◆ **Material to process**:
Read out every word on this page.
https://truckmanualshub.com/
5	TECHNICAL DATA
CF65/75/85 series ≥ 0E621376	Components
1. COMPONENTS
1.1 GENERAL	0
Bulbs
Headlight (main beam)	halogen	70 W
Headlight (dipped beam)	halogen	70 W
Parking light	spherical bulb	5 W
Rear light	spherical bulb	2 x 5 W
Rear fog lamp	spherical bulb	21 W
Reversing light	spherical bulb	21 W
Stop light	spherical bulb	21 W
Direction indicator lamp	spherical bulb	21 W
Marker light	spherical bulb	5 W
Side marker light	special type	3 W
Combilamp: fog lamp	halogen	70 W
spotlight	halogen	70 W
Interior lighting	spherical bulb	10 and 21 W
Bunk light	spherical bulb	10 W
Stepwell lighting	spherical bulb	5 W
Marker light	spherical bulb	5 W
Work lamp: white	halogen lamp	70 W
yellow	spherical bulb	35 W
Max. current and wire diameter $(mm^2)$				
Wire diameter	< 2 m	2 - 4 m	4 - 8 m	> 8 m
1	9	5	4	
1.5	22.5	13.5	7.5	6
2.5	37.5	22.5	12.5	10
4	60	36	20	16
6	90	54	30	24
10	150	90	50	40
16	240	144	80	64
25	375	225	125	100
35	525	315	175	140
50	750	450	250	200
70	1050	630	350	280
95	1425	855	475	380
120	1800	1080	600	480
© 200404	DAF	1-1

◆ **Written exercise**:
Copy out all the entries shown above, character for character.

◆ **Result for this exercise**:
Read out every word on this page.
https://truckmanualshub.com/
5	TECHNICAL DATA
CF65/75/85 series ≥ 0E621376	Components
1. COMPONENTS
1.1 GENERAL	0
Bulbs
Headlight (main beam)	halogen	70 W
Headlight (dipped beam)	halogen	70 W
Parking light	spherical bulb	5 W
Rear light	spherical bulb	2 x 5 W
Rear fog lamp	spherical bulb	21 W
Reversing light	spherical bulb	21 W
Stop light	spherical bulb	21 W
Direction indicator lamp	spherical bulb	21 W
Marker light	spherical bulb	5 W
Side marker light	special type	3 W
Combilamp: fog lamp	halogen	70 W
spotlight	halogen	70 W
Interior lighting	spherical bulb	10 and 21 W
Bunk light	spherical bulb	10 W
Stepwell lighting	spherical bulb	5 W
Marker light	spherical bulb	5 W
Work lamp: white	halogen lamp	70 W
yellow	spherical bulb	35 W
Max. current and wire diameter $(mm^2)$				
Wire diameter	< 2 m	2 - 4 m	4 - 8 m	> 8 m
1	9	5	4	
1.5	22.5	13.5	7.5	6
2.5	37.5	22.5	12.5	10
4	60	36	20	16
6	90	54	30	24
10	150	90	50	40
16	240	144	80	64
25	375	225	125	100
35	525	315	175	140
50	750	450	250	200
70	1050	630	350	280
95	1425	855	475	380
120	1800	1080	600	480
© 200404	DAF	1-1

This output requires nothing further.